**INSTRUCCIONES:**
Según el texto sobre la obra de José Saramago, ¿quién adaptó al cine «Ensayo sobre la ceguera»? Responde, por favor, con el nombre.

**TEXTO DE ORIGEN:**
━━━━━━━━━━━━━━━━━━━━
La literatura de José Saramago tuvo también una dimensión alegórica, expresada, por ejemplo, en obras de la talla de «Ensayo sobre la ceguera», que fue adaptada al cine hace tres años por Fernando Meirelles, en un filme de escaso brillo y vuelo dramático, que corroboró la habitual superficialidad de la producción de la industria hollywoodense.
Esta ficción novelesca, que alude a un grupo humano que queda misteriosamente privado de la visión, es realmente una metáfora sobre la ceguera intelectual e ideológica de nuestro tiempo.
La pluma del escritor asumió entonces posturas más incisivas y filosóficas, con títulos como «La caverna», «El hombre duplicado», «Ensayo sobre la lucidez» y «Las intermitencias de la muerte», que fueron reseñados en esta sección de análisis literario.
━━━━━━━━━━━━━━━━━━━━
Datos recopilados
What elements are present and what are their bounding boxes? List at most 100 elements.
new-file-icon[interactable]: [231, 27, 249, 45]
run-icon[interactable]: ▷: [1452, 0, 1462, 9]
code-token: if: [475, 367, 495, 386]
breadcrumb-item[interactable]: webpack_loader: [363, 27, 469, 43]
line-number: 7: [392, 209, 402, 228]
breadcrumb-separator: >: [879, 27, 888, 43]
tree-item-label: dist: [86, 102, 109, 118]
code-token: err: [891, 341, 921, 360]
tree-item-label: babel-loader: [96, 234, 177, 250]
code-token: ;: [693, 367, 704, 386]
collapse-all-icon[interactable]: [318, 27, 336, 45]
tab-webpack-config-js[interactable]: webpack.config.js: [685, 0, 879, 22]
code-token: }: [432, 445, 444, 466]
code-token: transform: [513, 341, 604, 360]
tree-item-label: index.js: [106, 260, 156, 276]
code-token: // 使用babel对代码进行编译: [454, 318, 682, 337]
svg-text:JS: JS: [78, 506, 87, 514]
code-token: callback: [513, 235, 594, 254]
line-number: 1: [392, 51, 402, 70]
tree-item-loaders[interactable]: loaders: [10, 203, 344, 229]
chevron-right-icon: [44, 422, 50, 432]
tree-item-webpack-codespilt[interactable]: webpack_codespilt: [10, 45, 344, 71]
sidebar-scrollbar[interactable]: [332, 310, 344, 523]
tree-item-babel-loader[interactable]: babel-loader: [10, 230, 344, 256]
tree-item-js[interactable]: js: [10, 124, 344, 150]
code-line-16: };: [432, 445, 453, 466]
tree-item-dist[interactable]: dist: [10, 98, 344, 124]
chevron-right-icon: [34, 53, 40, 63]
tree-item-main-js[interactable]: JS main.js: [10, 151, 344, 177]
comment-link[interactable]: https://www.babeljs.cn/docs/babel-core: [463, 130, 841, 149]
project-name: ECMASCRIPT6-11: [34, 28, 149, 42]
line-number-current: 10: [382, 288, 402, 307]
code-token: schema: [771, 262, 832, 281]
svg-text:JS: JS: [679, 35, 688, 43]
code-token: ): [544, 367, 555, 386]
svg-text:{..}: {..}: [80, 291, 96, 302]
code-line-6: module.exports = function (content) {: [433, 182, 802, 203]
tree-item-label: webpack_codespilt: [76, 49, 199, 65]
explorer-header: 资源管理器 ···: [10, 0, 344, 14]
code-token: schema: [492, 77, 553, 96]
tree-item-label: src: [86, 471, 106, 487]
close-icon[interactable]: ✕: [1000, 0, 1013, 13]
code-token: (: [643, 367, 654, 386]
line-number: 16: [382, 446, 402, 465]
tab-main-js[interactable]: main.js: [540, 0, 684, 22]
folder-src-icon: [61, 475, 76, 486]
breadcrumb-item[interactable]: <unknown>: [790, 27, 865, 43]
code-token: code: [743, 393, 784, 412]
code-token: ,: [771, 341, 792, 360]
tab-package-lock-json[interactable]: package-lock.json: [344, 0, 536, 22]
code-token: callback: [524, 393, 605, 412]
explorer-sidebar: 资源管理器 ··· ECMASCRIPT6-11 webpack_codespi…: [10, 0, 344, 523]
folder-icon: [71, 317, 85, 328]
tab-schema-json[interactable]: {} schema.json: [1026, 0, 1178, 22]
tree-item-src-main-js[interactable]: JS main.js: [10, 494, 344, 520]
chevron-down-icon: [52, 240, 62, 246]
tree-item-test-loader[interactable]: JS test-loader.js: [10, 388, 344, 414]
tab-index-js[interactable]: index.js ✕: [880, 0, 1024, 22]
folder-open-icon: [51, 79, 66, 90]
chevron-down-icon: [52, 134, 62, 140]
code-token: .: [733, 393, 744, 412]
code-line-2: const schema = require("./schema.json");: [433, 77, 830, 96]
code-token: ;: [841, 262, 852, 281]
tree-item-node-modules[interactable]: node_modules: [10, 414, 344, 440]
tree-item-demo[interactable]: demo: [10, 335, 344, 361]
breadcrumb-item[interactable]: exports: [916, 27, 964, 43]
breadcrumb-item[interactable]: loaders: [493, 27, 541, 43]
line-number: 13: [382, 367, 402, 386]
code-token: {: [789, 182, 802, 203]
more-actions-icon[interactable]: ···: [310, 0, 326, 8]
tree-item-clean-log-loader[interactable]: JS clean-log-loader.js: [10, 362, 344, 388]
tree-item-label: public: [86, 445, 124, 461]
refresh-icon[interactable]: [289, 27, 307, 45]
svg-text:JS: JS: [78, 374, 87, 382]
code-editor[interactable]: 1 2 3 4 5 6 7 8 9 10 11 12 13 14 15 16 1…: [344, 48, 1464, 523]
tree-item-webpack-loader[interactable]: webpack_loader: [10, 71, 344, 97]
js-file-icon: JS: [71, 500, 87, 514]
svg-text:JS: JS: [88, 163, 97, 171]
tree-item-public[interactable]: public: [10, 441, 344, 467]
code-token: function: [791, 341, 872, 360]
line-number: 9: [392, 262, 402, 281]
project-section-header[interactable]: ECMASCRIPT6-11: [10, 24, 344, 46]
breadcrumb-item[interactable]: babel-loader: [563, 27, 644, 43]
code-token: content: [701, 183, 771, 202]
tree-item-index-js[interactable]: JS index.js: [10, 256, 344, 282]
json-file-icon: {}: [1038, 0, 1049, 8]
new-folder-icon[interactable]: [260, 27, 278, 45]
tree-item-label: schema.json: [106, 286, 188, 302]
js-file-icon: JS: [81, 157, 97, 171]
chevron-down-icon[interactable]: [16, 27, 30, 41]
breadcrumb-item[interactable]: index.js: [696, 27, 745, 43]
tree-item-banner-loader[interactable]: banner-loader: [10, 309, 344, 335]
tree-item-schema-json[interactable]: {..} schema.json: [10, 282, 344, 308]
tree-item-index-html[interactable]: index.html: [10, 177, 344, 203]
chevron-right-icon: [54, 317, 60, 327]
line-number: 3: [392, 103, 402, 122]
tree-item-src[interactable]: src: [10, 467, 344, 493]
━━━━━━━━━━━━━━━━━━━━
**RESPUESTA:**
Fernando Meirelles.